[Dataset items]
## start
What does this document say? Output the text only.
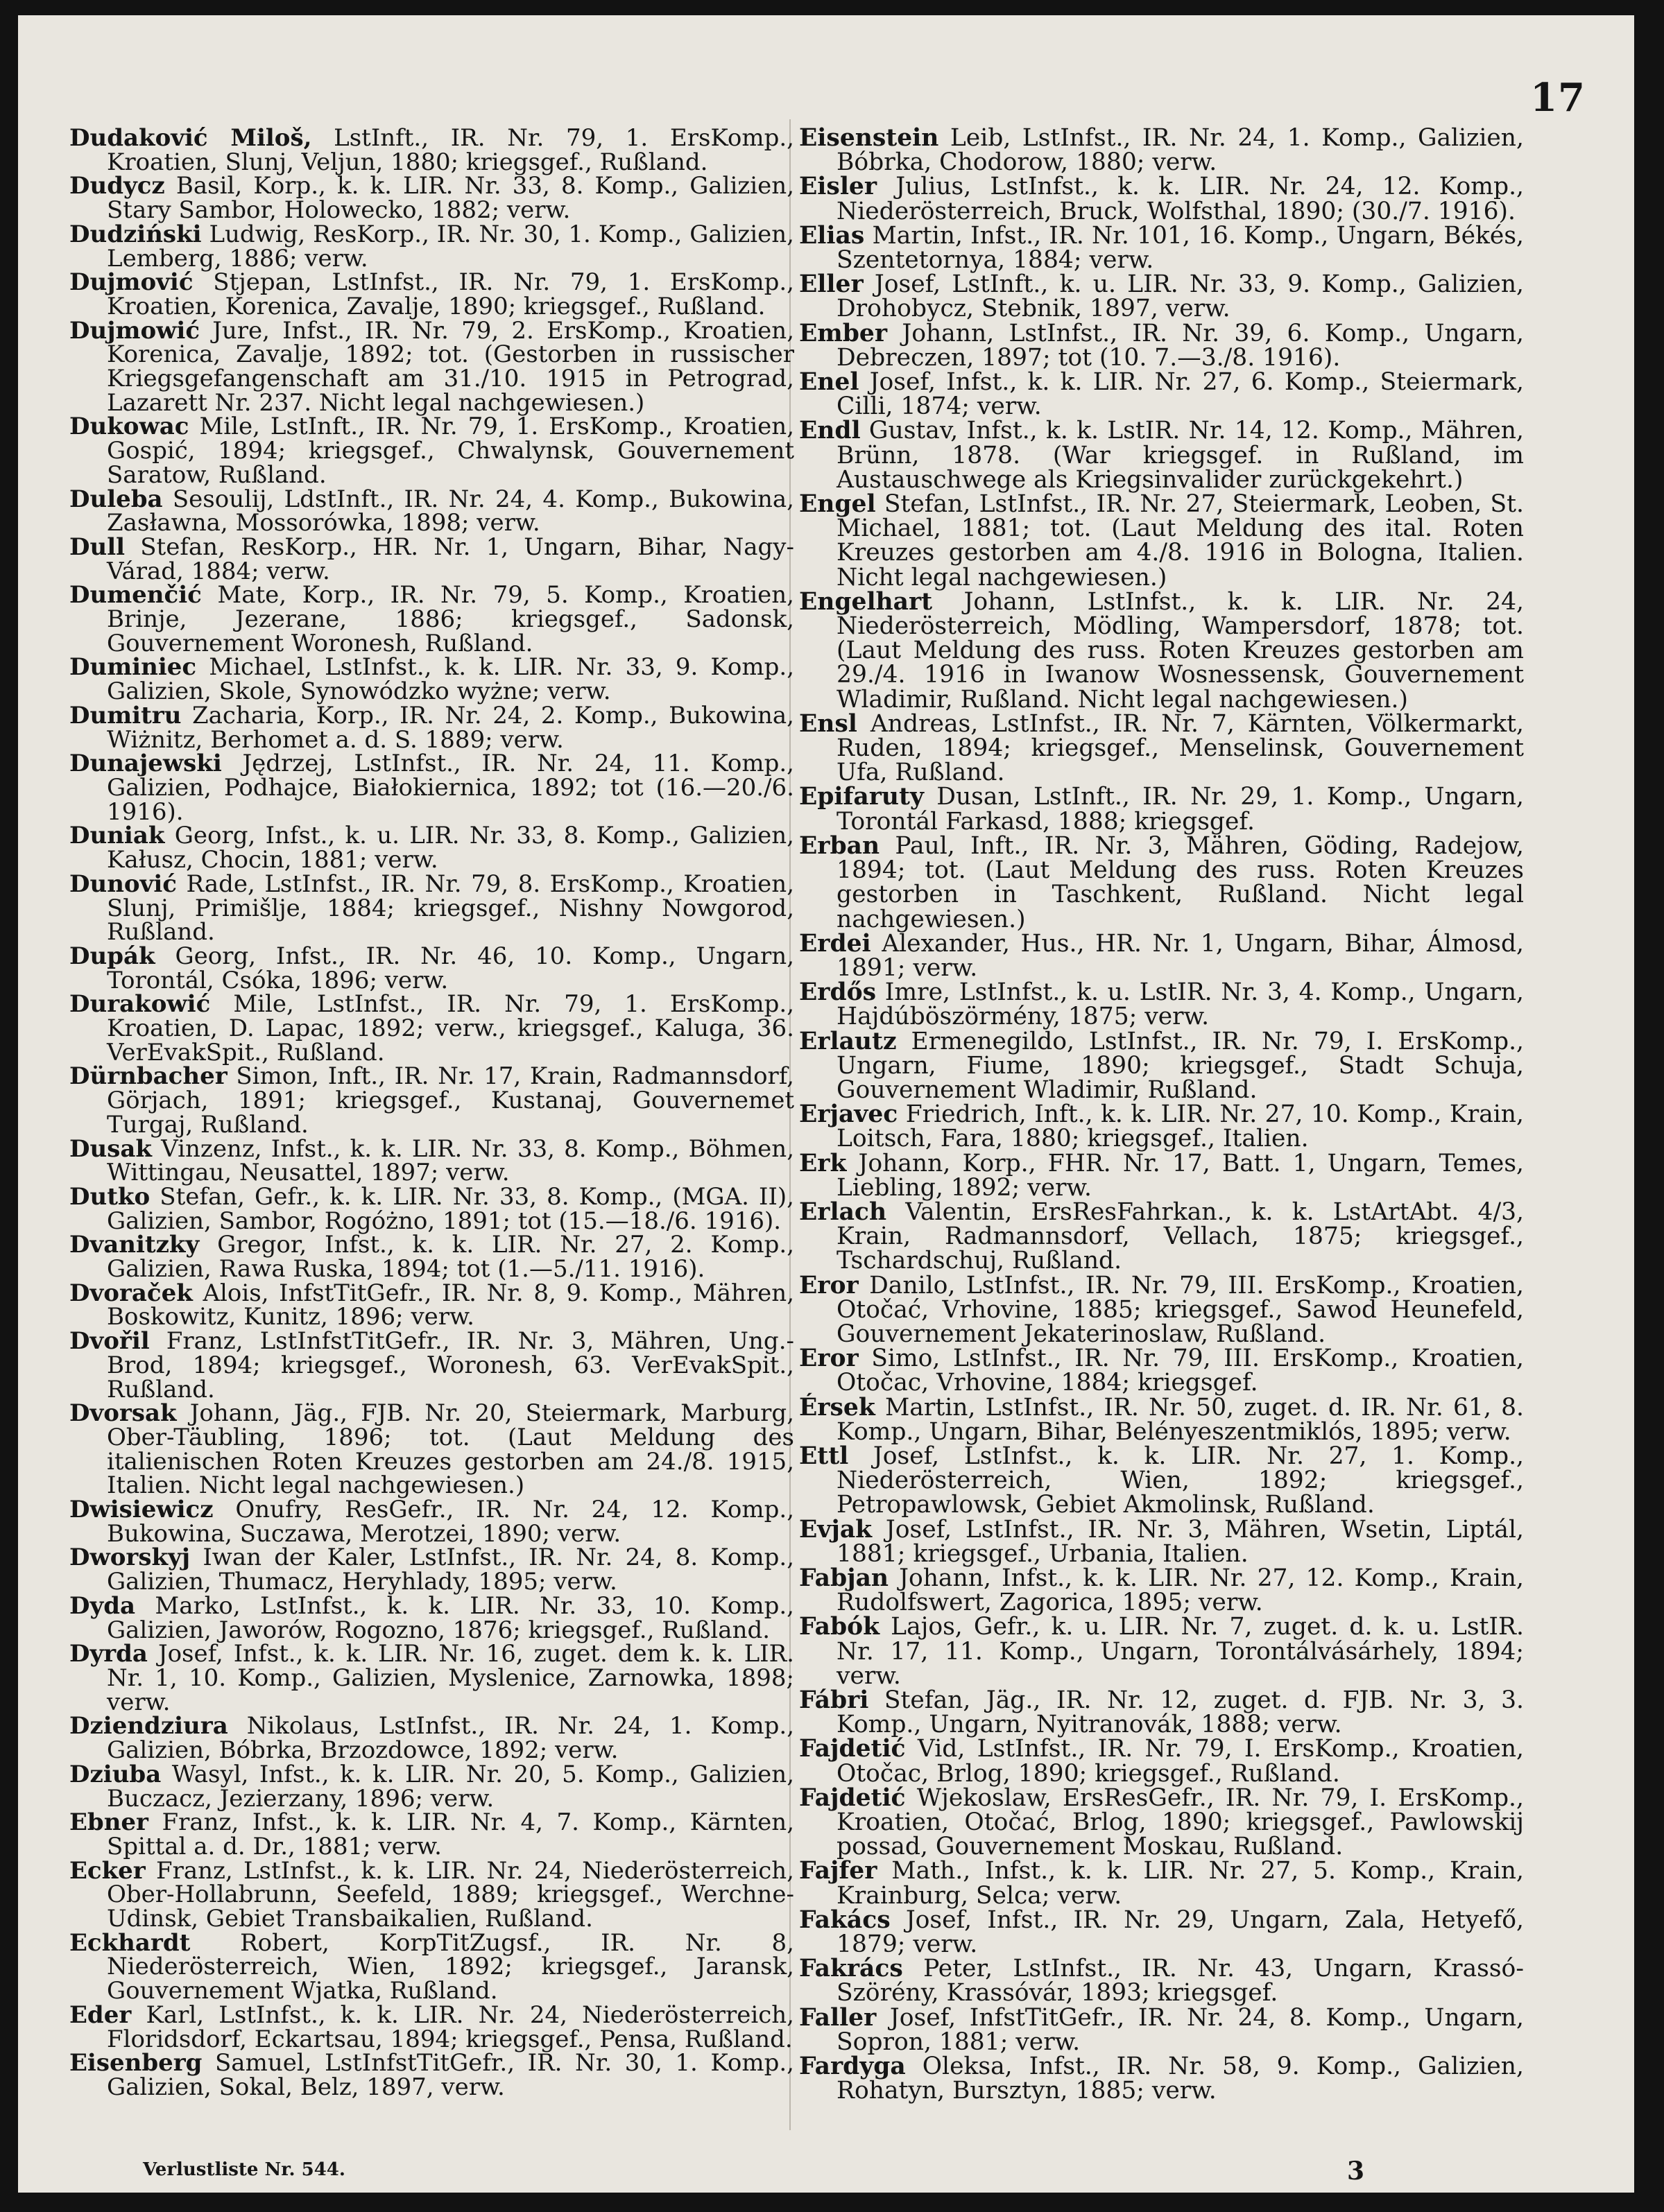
17

Dudaković Miloš, LstInft., IR. Nr. 79, 1. ErsKomp., Kroatien, Slunj, Veljun, 1880; kriegsgef., Rußland.

Dudycz Basil, Korp., k. k. LIR. Nr. 33, 8. Komp., Galizien, Stary Sambor, Holowecko, 1882; verw.

Dudziński Ludwig, ResKorp., IR. Nr. 30, 1. Komp., Galizien, Lemberg, 1886; verw.

Dujmović Stjepan, LstInfst., IR. Nr. 79, 1. ErsKomp., Kroatien, Korenica, Zavalje, 1890; kriegsgef., Rußland.

Dujmowić Jure, Infst., IR. Nr. 79, 2. ErsKomp., Kroatien, Korenica, Zavalje, 1892; tot. (Gestorben in russischer Kriegsgefangenschaft am 31./10. 1915 in Petrograd, Lazarett Nr. 237. Nicht legal nachgewiesen.)

Dukowac Mile, LstInft., IR. Nr. 79, 1. ErsKomp., Kroatien, Gospić, 1894; kriegsgef., Chwalynsk, Gouvernement Saratow, Rußland.

Duleba Sesoulij, LdstInft., IR. Nr. 24, 4. Komp., Bukowina, Zasławna, Mossorówka, 1898; verw.

Dull Stefan, ResKorp., HR. Nr. 1, Ungarn, Bihar, Nagy-Várad, 1884; verw.

Dumenčić Mate, Korp., IR. Nr. 79, 5. Komp., Kroatien, Brinje, Jezerane, 1886; kriegsgef., Sadonsk, Gouvernement Woronesh, Rußland.

Duminiec Michael, LstInfst., k. k. LIR. Nr. 33, 9. Komp., Galizien, Skole, Synowódzko wyżne; verw.

Dumitru Zacharia, Korp., IR. Nr. 24, 2. Komp., Bukowina, Wiżnitz, Berhomet a. d. S. 1889; verw.

Dunajewski Jędrzej, LstInfst., IR. Nr. 24, 11. Komp., Galizien, Podhajce, Białokiernica, 1892; tot (16.—20./6. 1916).

Duniak Georg, Infst., k. u. LIR. Nr. 33, 8. Komp., Galizien, Kałusz, Chocin, 1881; verw.

Dunović Rade, LstInfst., IR. Nr. 79, 8. ErsKomp., Kroatien, Slunj, Primišlje, 1884; kriegsgef., Nishny Nowgorod, Rußland.

Dupák Georg, Infst., IR. Nr. 46, 10. Komp., Ungarn, Torontál, Csóka, 1896; verw.

Durakowić Mile, LstInfst., IR. Nr. 79, 1. ErsKomp., Kroatien, D. Lapac, 1892; verw., kriegsgef., Kaluga, 36. VerEvakSpit., Rußland.

Dürnbacher Simon, Inft., IR. Nr. 17, Krain, Radmannsdorf, Görjach, 1891; kriegsgef., Kustanaj, Gouvernemet Turgaj, Rußland.

Dusak Vinzenz, Infst., k. k. LIR. Nr. 33, 8. Komp., Böhmen, Wittingau, Neusattel, 1897; verw.

Dutko Stefan, Gefr., k. k. LIR. Nr. 33, 8. Komp., (MGA. II), Galizien, Sambor, Rogóżno, 1891; tot (15.—18./6. 1916).

Dvanitzky Gregor, Infst., k. k. LIR. Nr. 27, 2. Komp., Galizien, Rawa Ruska, 1894; tot (1.—5./11. 1916).

Dvoraček Alois, InfstTitGefr., IR. Nr. 8, 9. Komp., Mähren, Boskowitz, Kunitz, 1896; verw.

Dvořil Franz, LstInfstTitGefr., IR. Nr. 3, Mähren, Ung.-Brod, 1894; kriegsgef., Woronesh, 63. VerEvakSpit., Rußland.

Dvorsak Johann, Jäg., FJB. Nr. 20, Steiermark, Marburg, Ober-Täubling, 1896; tot. (Laut Meldung des italienischen Roten Kreuzes gestorben am 24./8. 1915, Italien. Nicht legal nachgewiesen.)

Dwisiewicz Onufry, ResGefr., IR. Nr. 24, 12. Komp., Bukowina, Suczawa, Merotzei, 1890; verw.

Dworskyj Iwan der Kaler, LstInfst., IR. Nr. 24, 8. Komp., Galizien, Thumacz, Heryhlady, 1895; verw.

Dyda Marko, LstInfst., k. k. LIR. Nr. 33, 10. Komp., Galizien, Jaworów, Rogozno, 1876; kriegsgef., Rußland.

Dyrda Josef, Infst., k. k. LIR. Nr. 16, zuget. dem k. k. LIR. Nr. 1, 10. Komp., Galizien, Myslenice, Zarnowka, 1898; verw.

Dziendziura Nikolaus, LstInfst., IR. Nr. 24, 1. Komp., Galizien, Bóbrka, Brzozdowce, 1892; verw.

Dziuba Wasyl, Infst., k. k. LIR. Nr. 20, 5. Komp., Galizien, Buczacz, Jezierzany, 1896; verw.

Ebner Franz, Infst., k. k. LIR. Nr. 4, 7. Komp., Kärnten, Spittal a. d. Dr., 1881; verw.

Ecker Franz, LstInfst., k. k. LIR. Nr. 24, Niederösterreich, Ober-Hollabrunn, Seefeld, 1889; kriegsgef., Werchne-Udinsk, Gebiet Transbaikalien, Rußland.

Eckhardt Robert, KorpTitZugsf., IR. Nr. 8, Niederösterreich, Wien, 1892; kriegsgef., Jaransk, Gouvernement Wjatka, Rußland.

Eder Karl, LstInfst., k. k. LIR. Nr. 24, Niederösterreich, Floridsdorf, Eckartsau, 1894; kriegsgef., Pensa, Rußland.

Eisenberg Samuel, LstInfstTitGefr., IR. Nr. 30, 1. Komp., Galizien, Sokal, Belz, 1897, verw.

Eisenstein Leib, LstInfst., IR. Nr. 24, 1. Komp., Galizien, Bóbrka, Chodorow, 1880; verw.

Eisler Julius, LstInfst., k. k. LIR. Nr. 24, 12. Komp., Niederösterreich, Bruck, Wolfsthal, 1890; (30./7. 1916).

Elias Martin, Infst., IR. Nr. 101, 16. Komp., Ungarn, Békés, Szentetornya, 1884; verw.

Eller Josef, LstInft., k. u. LIR. Nr. 33, 9. Komp., Galizien, Drohobycz, Stebnik, 1897, verw.

Ember Johann, LstInfst., IR. Nr. 39, 6. Komp., Ungarn, Debreczen, 1897; tot (10. 7.—3./8. 1916).

Enel Josef, Infst., k. k. LIR. Nr. 27, 6. Komp., Steiermark, Cilli, 1874; verw.

Endl Gustav, Infst., k. k. LstIR. Nr. 14, 12. Komp., Mähren, Brünn, 1878. (War kriegsgef. in Rußland, im Austauschwege als Kriegsinvalider zurückgekehrt.)

Engel Stefan, LstInfst., IR. Nr. 27, Steiermark, Leoben, St. Michael, 1881; tot. (Laut Meldung des ital. Roten Kreuzes gestorben am 4./8. 1916 in Bologna, Italien. Nicht legal nachgewiesen.)

Engelhart Johann, LstInfst., k. k. LIR. Nr. 24, Niederösterreich, Mödling, Wampersdorf, 1878; tot. (Laut Meldung des russ. Roten Kreuzes gestorben am 29./4. 1916 in Iwanow Wosnessensk, Gouvernement Wladimir, Rußland. Nicht legal nachgewiesen.)

Ensl Andreas, LstInfst., IR. Nr. 7, Kärnten, Völkermarkt, Ruden, 1894; kriegsgef., Menselinsk, Gouvernement Ufa, Rußland.

Epifaruty Dusan, LstInft., IR. Nr. 29, 1. Komp., Ungarn, Torontál Farkasd, 1888; kriegsgef.

Erban Paul, Inft., IR. Nr. 3, Mähren, Göding, Radejow, 1894; tot. (Laut Meldung des russ. Roten Kreuzes gestorben in Taschkent, Rußland. Nicht legal nachgewiesen.)

Erdei Alexander, Hus., HR. Nr. 1, Ungarn, Bihar, Álmosd, 1891; verw.

Erdős Imre, LstInfst., k. u. LstIR. Nr. 3, 4. Komp., Ungarn, Hajdúböszörmény, 1875; verw.

Erlautz Ermenegildo, LstInfst., IR. Nr. 79, I. ErsKomp., Ungarn, Fiume, 1890; kriegsgef., Stadt Schuja, Gouvernement Wladimir, Rußland.

Erjavec Friedrich, Inft., k. k. LIR. Nr. 27, 10. Komp., Krain, Loitsch, Fara, 1880; kriegsgef., Italien.

Erk Johann, Korp., FHR. Nr. 17, Batt. 1, Ungarn, Temes, Liebling, 1892; verw.

Erlach Valentin, ErsResFahrkan., k. k. LstArtAbt. 4/3, Krain, Radmannsdorf, Vellach, 1875; kriegsgef., Tschardschuj, Rußland.

Eror Danilo, LstInfst., IR. Nr. 79, III. ErsKomp., Kroatien, Otočać, Vrhovine, 1885; kriegsgef., Sawod Heunefeld, Gouvernement Jekaterinoslaw, Rußland.

Eror Simo, LstInfst., IR. Nr. 79, III. ErsKomp., Kroatien, Otočac, Vrhovine, 1884; kriegsgef.

Érsek Martin, LstInfst., IR. Nr. 50, zuget. d. IR. Nr. 61, 8. Komp., Ungarn, Bihar, Belényeszentmiklós, 1895; verw.

Ettl Josef, LstInfst., k. k. LIR. Nr. 27, 1. Komp., Niederösterreich, Wien, 1892; kriegsgef., Petropawlowsk, Gebiet Akmolinsk, Rußland.

Evjak Josef, LstInfst., IR. Nr. 3, Mähren, Wsetin, Liptál, 1881; kriegsgef., Urbania, Italien.

Fabjan Johann, Infst., k. k. LIR. Nr. 27, 12. Komp., Krain, Rudolfswert, Zagorica, 1895; verw.

Fabók Lajos, Gefr., k. u. LIR. Nr. 7, zuget. d. k. u. LstIR. Nr. 17, 11. Komp., Ungarn, Torontálvásárhely, 1894; verw.

Fábri Stefan, Jäg., IR. Nr. 12, zuget. d. FJB. Nr. 3, 3. Komp., Ungarn, Nyitranovák, 1888; verw.

Fajdetić Vid, LstInfst., IR. Nr. 79, I. ErsKomp., Kroatien, Otočac, Brlog, 1890; kriegsgef., Rußland.

Fajdetić Wjekoslaw, ErsResGefr., IR. Nr. 79, I. ErsKomp., Kroatien, Otočać, Brlog, 1890; kriegsgef., Pawlowskij possad, Gouvernement Moskau, Rußland.

Fajfer Math., Infst., k. k. LIR. Nr. 27, 5. Komp., Krain, Krainburg, Selca; verw.

Fakács Josef, Infst., IR. Nr. 29, Ungarn, Zala, Hetyefő, 1879; verw.

Fakrács Peter, LstInfst., IR. Nr. 43, Ungarn, Krassó-Szörény, Krassóvár, 1893; kriegsgef.

Faller Josef, InfstTitGefr., IR. Nr. 24, 8. Komp., Ungarn, Sopron, 1881; verw.

Fardyga Oleksa, Infst., IR. Nr. 58, 9. Komp., Galizien, Rohatyn, Bursztyn, 1885; verw.

Verlustliste Nr. 544.	3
## end
### What the exercise asks:
Lines from the records above that hold "LstInft" are the ones to list.

### Problem solution:
Dudaković Miloš, LstInft., IR. Nr. 79, 1. ErsKomp., Kroatien, Slunj, Veljun, 1880; kriegsgef., Rußland.
Dukowac Mile, LstInft., IR. Nr. 79, 1. ErsKomp., Kroatien, Gospić, 1894; kriegsgef., Chwalynsk, Gouvernement Saratow, Rußland.
Eller Josef, LstInft., k. u. LIR. Nr. 33, 9. Komp., Galizien, Drohobycz, Stebnik, 1897, verw.
Epifaruty Dusan, LstInft., IR. Nr. 29, 1. Komp., Ungarn, Torontál Farkasd, 1888; kriegsgef.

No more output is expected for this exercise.